EXERCISE DETAILS:
The records below must be output exactly, without pictures.

EXCERPTED DATA:
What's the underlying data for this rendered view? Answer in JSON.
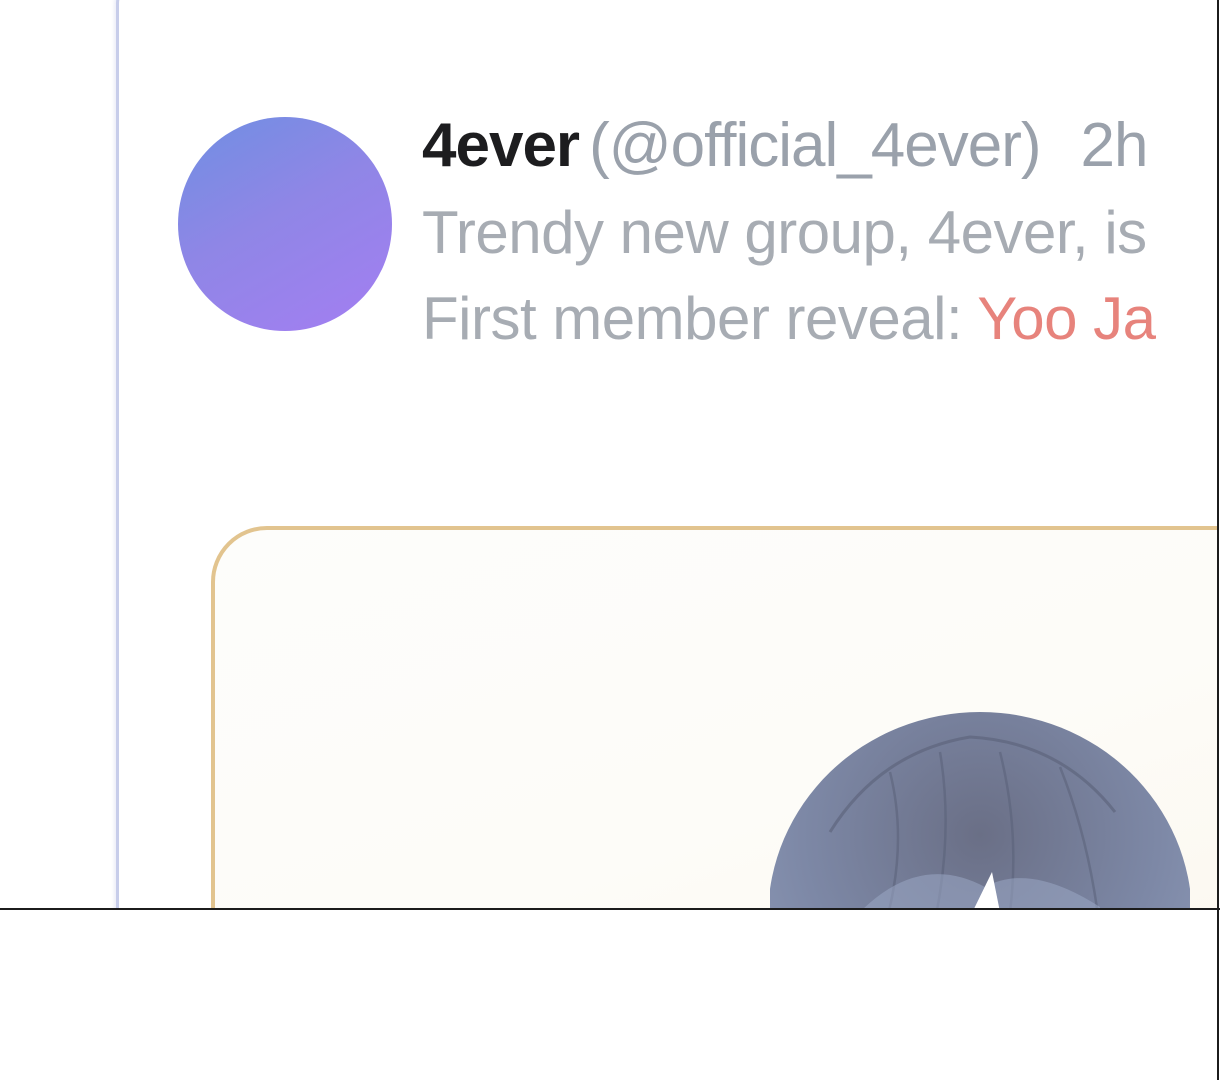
{
  "post": {
    "author_name": "4ever",
    "author_handle": "(@official_4ever)",
    "time": "2h",
    "line1": "Trendy new group, 4ever, is",
    "line2_prefix": "First member reveal: ",
    "line2_highlight": "Yoo Ja"
  },
  "colors": {
    "avatar_start": "#6f8fe2",
    "avatar_end": "#a47ef2",
    "highlight": "#e7837c",
    "card_border": "#c7cdea",
    "photo_border": "#e2c48f"
  },
  "icons": {
    "avatar": "gradient-circle-avatar",
    "photo": "character-head-illustration"
  }
}
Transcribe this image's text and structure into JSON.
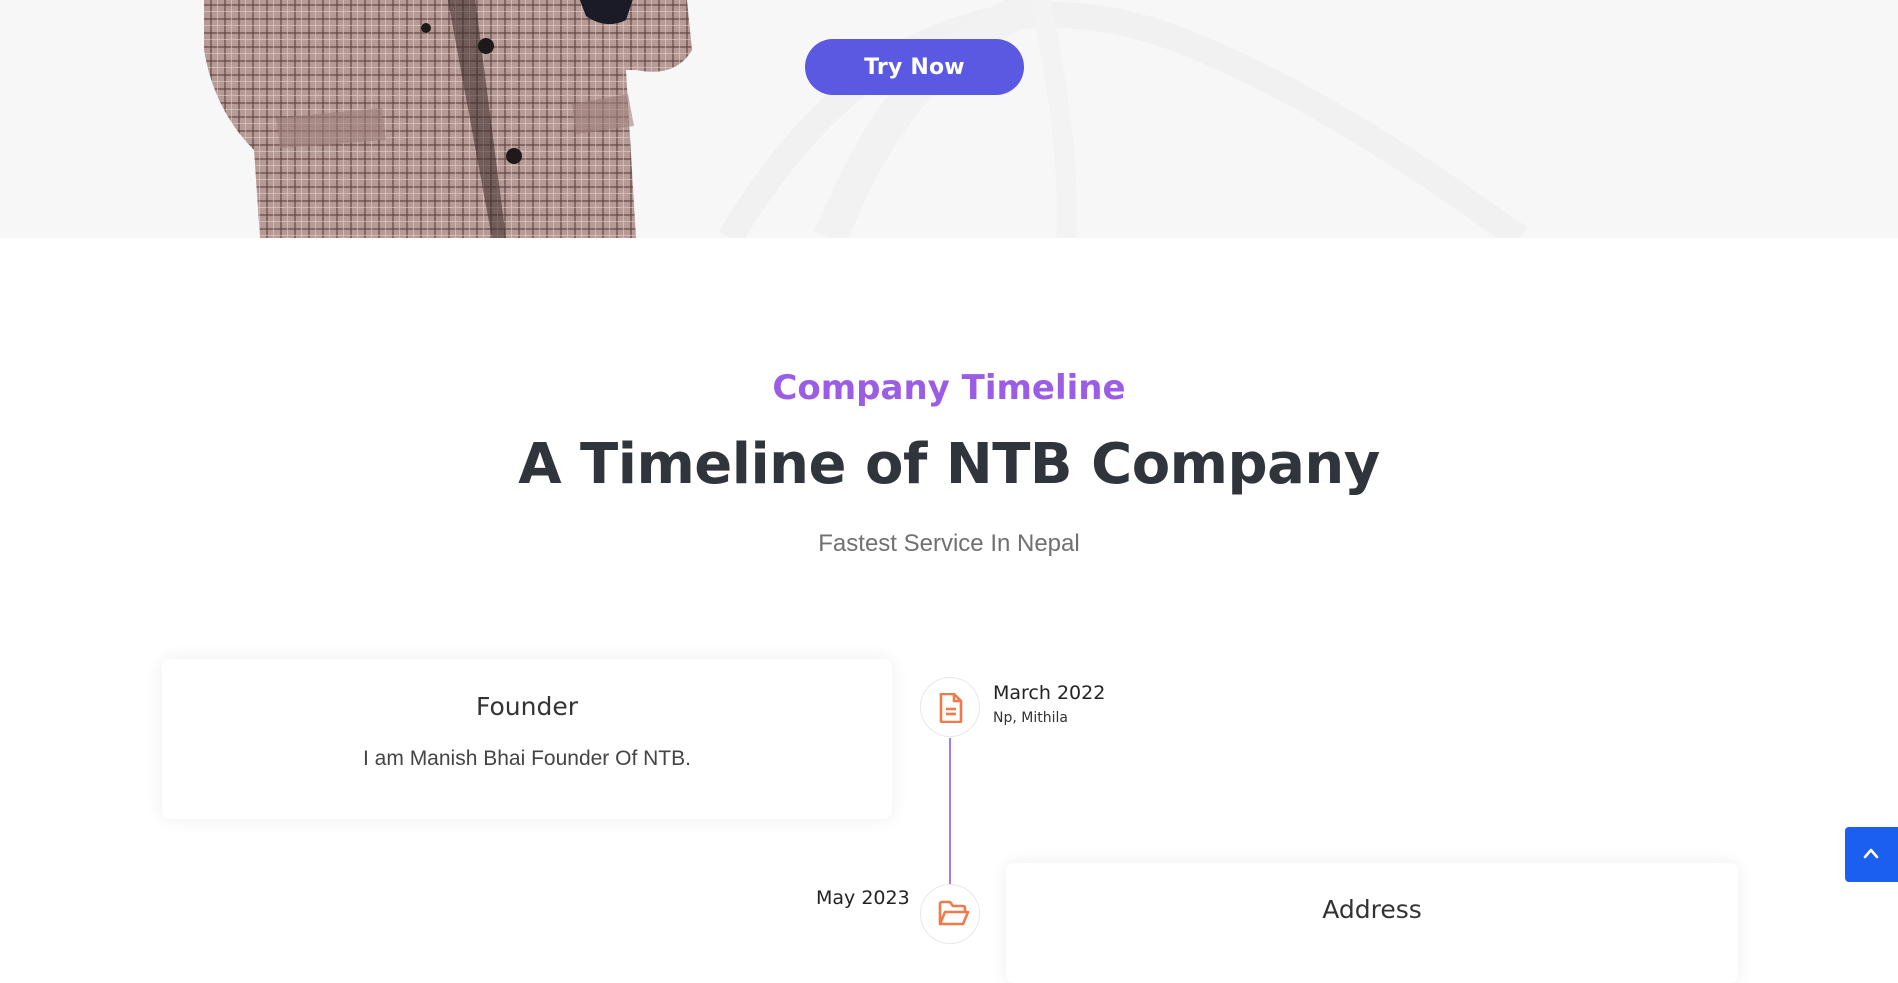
{
  "hero": {
    "cta_label": "Try Now",
    "accent_color": "#5b58e2"
  },
  "section": {
    "eyebrow": "Company Timeline",
    "title": "A Timeline of NTB Company",
    "subtitle": "Fastest Service In Nepal"
  },
  "timeline": {
    "items": [
      {
        "title": "Founder",
        "text": "I am Manish Bhai Founder Of NTB.",
        "date": "March 2022",
        "place": "Np, Mithila",
        "icon": "file-text-icon"
      },
      {
        "title": "Address",
        "date": "May 2023",
        "icon": "folder-open-icon"
      }
    ],
    "line_color": "#a779e9",
    "icon_color": "#f07a4a"
  },
  "back_to_top": {
    "icon": "chevron-up-icon",
    "color": "#1a5fef"
  }
}
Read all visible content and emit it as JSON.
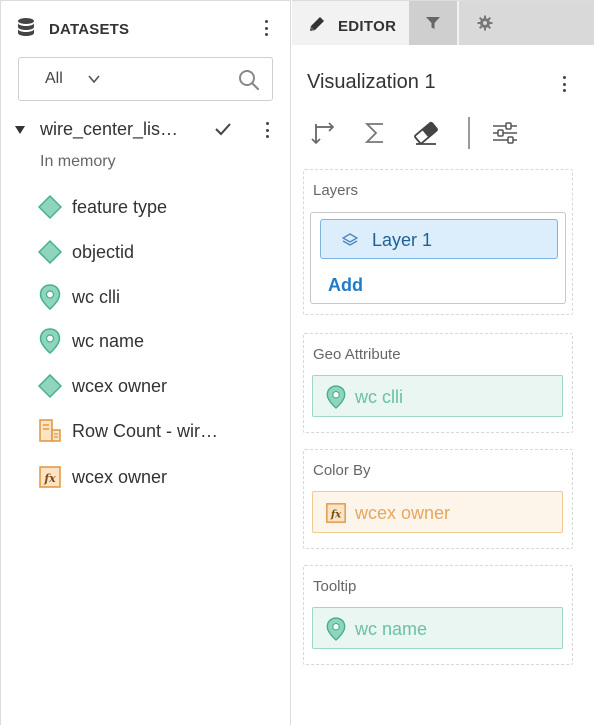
{
  "datasets_panel": {
    "title": "DATASETS",
    "filter": {
      "selected": "All"
    },
    "dataset": {
      "name": "wire_center_lis…",
      "status": "In memory",
      "fields": [
        {
          "label": "feature type",
          "icon": "diamond-field-icon"
        },
        {
          "label": "objectid",
          "icon": "diamond-field-icon"
        },
        {
          "label": "wc clli",
          "icon": "geo-pin-icon"
        },
        {
          "label": "wc name",
          "icon": "geo-pin-icon"
        },
        {
          "label": "wcex owner",
          "icon": "diamond-field-icon"
        },
        {
          "label": "Row Count - wir…",
          "icon": "row-count-icon"
        },
        {
          "label": "wcex owner",
          "icon": "calculated-fx-icon"
        }
      ]
    }
  },
  "editor_panel": {
    "tabs": [
      {
        "label": "EDITOR",
        "icon": "pencil-icon",
        "active": true
      },
      {
        "label": "",
        "icon": "filter-icon",
        "active": false
      },
      {
        "label": "",
        "icon": "gear-icon",
        "active": false
      }
    ],
    "visualization_title": "Visualization 1",
    "toolbar": [
      "axis-type-icon",
      "sigma-icon",
      "eraser-icon",
      "sliders-icon"
    ],
    "layers": {
      "label": "Layers",
      "items": [
        {
          "label": "Layer 1"
        }
      ],
      "add_label": "Add"
    },
    "geo_attribute": {
      "label": "Geo Attribute",
      "value": "wc clli"
    },
    "color_by": {
      "label": "Color By",
      "value": "wcex owner"
    },
    "tooltip": {
      "label": "Tooltip",
      "value": "wc name"
    }
  },
  "colors": {
    "geo_teal": "#4cbc99",
    "calc_orange": "#e8a043",
    "selection_blue": "#1f7bc7"
  }
}
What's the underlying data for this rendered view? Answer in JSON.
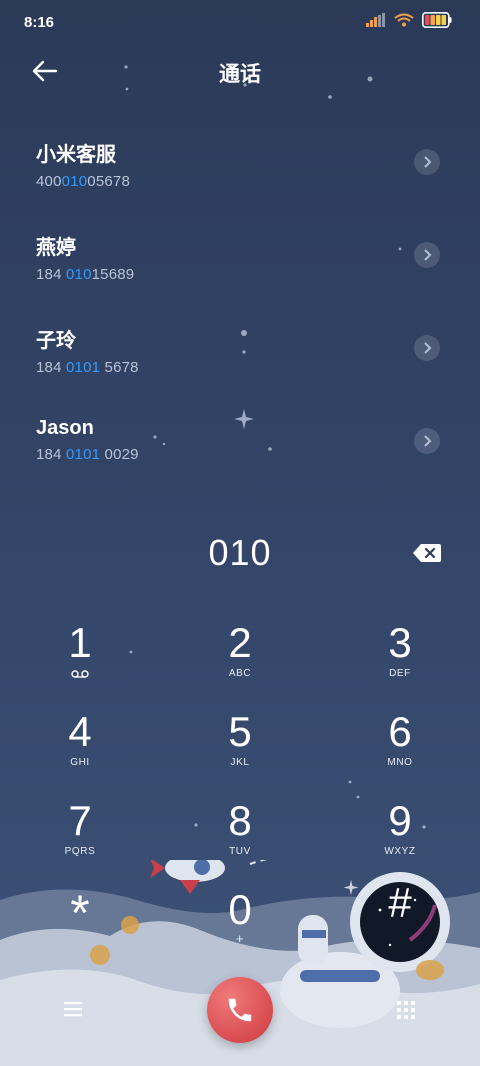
{
  "status_bar": {
    "time": "8:16"
  },
  "header": {
    "title": "通话"
  },
  "contacts": [
    {
      "name": "小米客服",
      "number_pre": "400",
      "number_hl": "010",
      "number_post": "05678"
    },
    {
      "name": "燕婷",
      "number_pre": "184 ",
      "number_hl": "010",
      "number_post": "15689"
    },
    {
      "name": "子玲",
      "number_pre": "184 ",
      "number_hl": "0101",
      "number_post": " 5678"
    },
    {
      "name": "Jason",
      "number_pre": "184 ",
      "number_hl": "0101",
      "number_post": " 0029"
    }
  ],
  "dial": {
    "input": "010"
  },
  "keypad": [
    {
      "digit": "1",
      "letters": ""
    },
    {
      "digit": "2",
      "letters": "ABC"
    },
    {
      "digit": "3",
      "letters": "DEF"
    },
    {
      "digit": "4",
      "letters": "GHI"
    },
    {
      "digit": "5",
      "letters": "JKL"
    },
    {
      "digit": "6",
      "letters": "MNO"
    },
    {
      "digit": "7",
      "letters": "PQRS"
    },
    {
      "digit": "8",
      "letters": "TUV"
    },
    {
      "digit": "9",
      "letters": "WXYZ"
    },
    {
      "digit": "*",
      "letters": ""
    },
    {
      "digit": "0",
      "letters": "+"
    },
    {
      "digit": "#",
      "letters": ""
    }
  ],
  "icons": {
    "back": "back-arrow-icon",
    "voicemail": "voicemail-icon",
    "backspace": "backspace-icon",
    "menu": "menu-icon",
    "call": "phone-icon",
    "dialpad": "dialpad-icon"
  },
  "colors": {
    "background_top": "#2c3a58",
    "highlight": "#2f9bff",
    "call_button": "#d84c50"
  }
}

SOLUTION FOR THIS PROBLEM:
What's the underlying data for this rendered view? Answer in JSON.
{
  "post": {
    "author_name": "4ever",
    "author_handle": "(@official_4ever)",
    "time": "2h",
    "line1": "Trendy new group, 4ever, is",
    "line2_prefix": "First member reveal: ",
    "line2_highlight": "Yoo Ja"
  },
  "colors": {
    "avatar_start": "#6f8fe2",
    "avatar_end": "#a47ef2",
    "highlight": "#e7837c",
    "card_border": "#c7cdea",
    "photo_border": "#e2c48f"
  },
  "icons": {
    "avatar": "gradient-circle-avatar",
    "photo": "character-head-illustration"
  }
}
Transcribe this image's text and structure into JSON.
{
  "hero": {
    "cta_label": "Try Now",
    "accent_color": "#5b58e2"
  },
  "section": {
    "eyebrow": "Company Timeline",
    "title": "A Timeline of NTB Company",
    "subtitle": "Fastest Service In Nepal"
  },
  "timeline": {
    "items": [
      {
        "title": "Founder",
        "text": "I am Manish Bhai Founder Of NTB.",
        "date": "March 2022",
        "place": "Np, Mithila",
        "icon": "file-text-icon"
      },
      {
        "title": "Address",
        "date": "May 2023",
        "icon": "folder-open-icon"
      }
    ],
    "line_color": "#a779e9",
    "icon_color": "#f07a4a"
  },
  "back_to_top": {
    "icon": "chevron-up-icon",
    "color": "#1a5fef"
  }
}
Read all visible content and emit it as JSON.
{
  "datasets_panel": {
    "title": "DATASETS",
    "filter": {
      "selected": "All"
    },
    "dataset": {
      "name": "wire_center_lis…",
      "status": "In memory",
      "fields": [
        {
          "label": "feature type",
          "icon": "diamond-field-icon"
        },
        {
          "label": "objectid",
          "icon": "diamond-field-icon"
        },
        {
          "label": "wc clli",
          "icon": "geo-pin-icon"
        },
        {
          "label": "wc name",
          "icon": "geo-pin-icon"
        },
        {
          "label": "wcex owner",
          "icon": "diamond-field-icon"
        },
        {
          "label": "Row Count - wir…",
          "icon": "row-count-icon"
        },
        {
          "label": "wcex owner",
          "icon": "calculated-fx-icon"
        }
      ]
    }
  },
  "editor_panel": {
    "tabs": [
      {
        "label": "EDITOR",
        "icon": "pencil-icon",
        "active": true
      },
      {
        "label": "",
        "icon": "filter-icon",
        "active": false
      },
      {
        "label": "",
        "icon": "gear-icon",
        "active": false
      }
    ],
    "visualization_title": "Visualization 1",
    "toolbar": [
      "axis-type-icon",
      "sigma-icon",
      "eraser-icon",
      "sliders-icon"
    ],
    "layers": {
      "label": "Layers",
      "items": [
        {
          "label": "Layer 1"
        }
      ],
      "add_label": "Add"
    },
    "geo_attribute": {
      "label": "Geo Attribute",
      "value": "wc clli"
    },
    "color_by": {
      "label": "Color By",
      "value": "wcex owner"
    },
    "tooltip": {
      "label": "Tooltip",
      "value": "wc name"
    }
  },
  "colors": {
    "geo_teal": "#4cbc99",
    "calc_orange": "#e8a043",
    "selection_blue": "#1f7bc7"
  }
}
What's the underlying data for this rendered view? Answer in JSON.
{
  "status_bar": {
    "time": "8:16"
  },
  "header": {
    "title": "通话"
  },
  "contacts": [
    {
      "name": "小米客服",
      "number_pre": "400",
      "number_hl": "010",
      "number_post": "05678"
    },
    {
      "name": "燕婷",
      "number_pre": "184 ",
      "number_hl": "010",
      "number_post": "15689"
    },
    {
      "name": "子玲",
      "number_pre": "184 ",
      "number_hl": "0101",
      "number_post": " 5678"
    },
    {
      "name": "Jason",
      "number_pre": "184 ",
      "number_hl": "0101",
      "number_post": " 0029"
    }
  ],
  "dial": {
    "input": "010"
  },
  "keypad": [
    {
      "digit": "1",
      "letters": ""
    },
    {
      "digit": "2",
      "letters": "ABC"
    },
    {
      "digit": "3",
      "letters": "DEF"
    },
    {
      "digit": "4",
      "letters": "GHI"
    },
    {
      "digit": "5",
      "letters": "JKL"
    },
    {
      "digit": "6",
      "letters": "MNO"
    },
    {
      "digit": "7",
      "letters": "PQRS"
    },
    {
      "digit": "8",
      "letters": "TUV"
    },
    {
      "digit": "9",
      "letters": "WXYZ"
    },
    {
      "digit": "*",
      "letters": ""
    },
    {
      "digit": "0",
      "letters": "+"
    },
    {
      "digit": "#",
      "letters": ""
    }
  ],
  "icons": {
    "back": "back-arrow-icon",
    "voicemail": "voicemail-icon",
    "backspace": "backspace-icon",
    "menu": "menu-icon",
    "call": "phone-icon",
    "dialpad": "dialpad-icon"
  },
  "colors": {
    "background_top": "#2c3a58",
    "highlight": "#2f9bff",
    "call_button": "#d84c50"
  }
}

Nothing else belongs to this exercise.